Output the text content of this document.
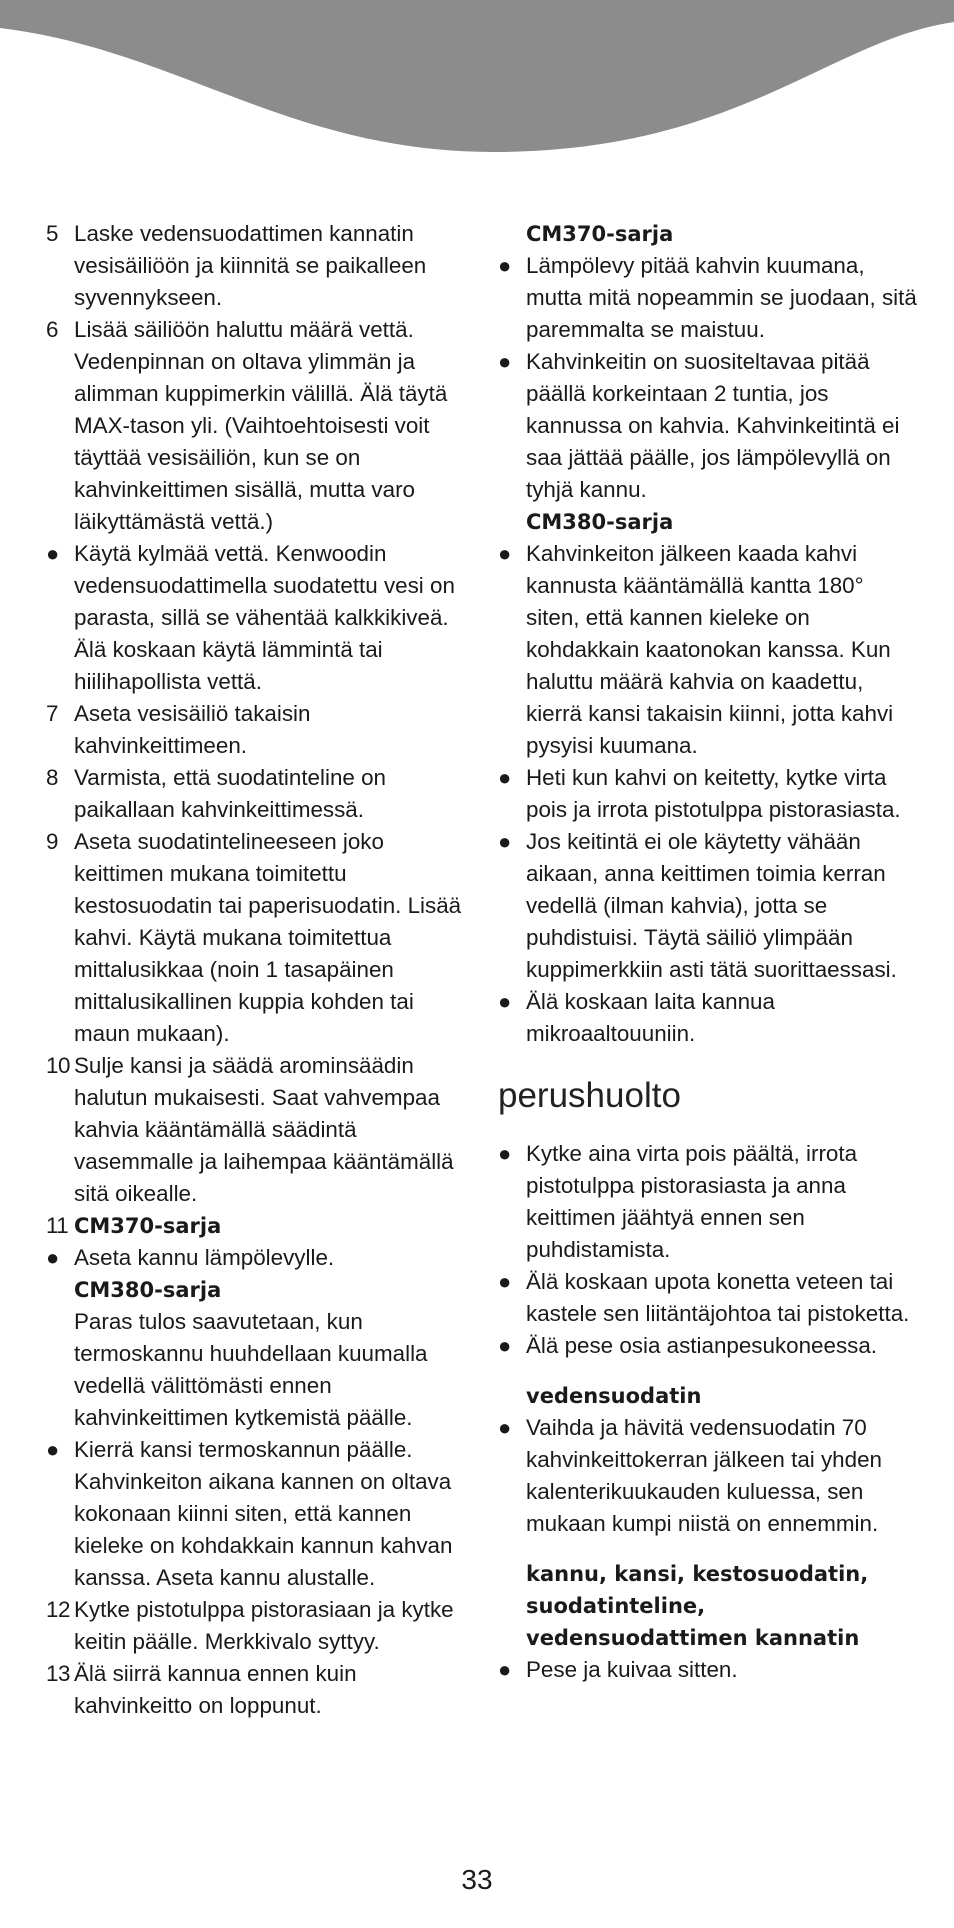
5 Laske vedensuodattimen kannatin vesisäiliöön ja kiinnitä se paikalleen syvennykseen.
6 Lisää säiliöön haluttu määrä vettä. Vedenpinnan on oltava ylimmän ja alimman kuppimerkin välillä. Älä täytä MAX-tason yli. (Vaihtoehtoisesti voit täyttää vesisäiliön, kun se on kahvinkeittimen sisällä, mutta varo läikyttämästä vettä.)
● Käytä kylmää vettä. Kenwoodin vedensuodattimella suodatettu vesi on parasta, sillä se vähentää kalkkikiveä. Älä koskaan käytä lämmintä tai hiilihapollista vettä.
7 Aseta vesisäiliö takaisin kahvinkeittimeen.
8 Varmista, että suodatinteline on paikallaan kahvinkeittimessä.
9 Aseta suodatintelineeseen joko keittimen mukana toimitettu kestosuodatin tai paperisuodatin. Lisää kahvi. Käytä mukana toimitettua mittalusikkaa (noin 1 tasapäinen mittalusikallinen kuppia kohden tai maun mukaan).
10 Sulje kansi ja säädä arominsäädin halutun mukaisesti. Saat vahvempaa kahvia kääntämällä säädintä vasemmalle ja laihempaa kääntämällä sitä oikealle.
11 CM370-sarja
● Aseta kannu lämpölevylle.
CM380-sarja
Paras tulos saavutetaan, kun termoskannu huuhdellaan kuumalla vedellä välittömästi ennen kahvinkeittimen kytkemistä päälle.
● Kierrä kansi termoskannun päälle. Kahvinkeiton aikana kannen on oltava kokonaan kiinni siten, että kannen kieleke on kohdakkain kannun kahvan kanssa. Aseta kannu alustalle.
12 Kytke pistotulppa pistorasiaan ja kytke keitin päälle. Merkkivalo syttyy.
13 Älä siirrä kannua ennen kuin kahvinkeitto on loppunut.
CM370-sarja
● Lämpölevy pitää kahvin kuumana, mutta mitä nopeammin se juodaan, sitä paremmalta se maistuu.
● Kahvinkeitin on suositeltavaa pitää päällä korkeintaan 2 tuntia, jos kannussa on kahvia. Kahvinkeitintä ei saa jättää päälle, jos lämpölevyllä on tyhjä kannu.
CM380-sarja
● Kahvinkeiton jälkeen kaada kahvi kannusta kääntämällä kantta 180° siten, että kannen kieleke on kohdakkain kaatonokan kanssa. Kun haluttu määrä kahvia on kaadettu, kierrä kansi takaisin kiinni, jotta kahvi pysyisi kuumana.
● Heti kun kahvi on keitetty, kytke virta pois ja irrota pistotulppa pistorasiasta.
● Jos keitintä ei ole käytetty vähään aikaan, anna keittimen toimia kerran vedellä (ilman kahvia), jotta se puhdistuisi. Täytä säiliö ylimpään kuppimerkkiin asti tätä suorittaessasi.
● Älä koskaan laita kannua mikroaaltouuniin.
perushuolto
● Kytke aina virta pois päältä, irrota pistotulppa pistorasiasta ja anna keittimen jäähtyä ennen sen puhdistamista.
● Älä koskaan upota konetta veteen tai kastele sen liitäntäjohtoa tai pistoketta.
● Älä pese osia astianpesukoneessa.
vedensuodatin
● Vaihda ja hävitä vedensuodatin 70 kahvinkeittokerran jälkeen tai yhden kalenterikuukauden kuluessa, sen mukaan kumpi niistä on ennemmin.
kannu, kansi, kestosuodatin,
suodatinteline,
vedensuodattimen kannatin
● Pese ja kuivaa sitten.
33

┄┄┄┄┄┄┄┄┄┄┄┄┄┄┄┄┄┄┄┄

--- What this task involves ---
Tell how many lines of the material above hold "kannatin", answering with a bare number.

--- Correct response ---
2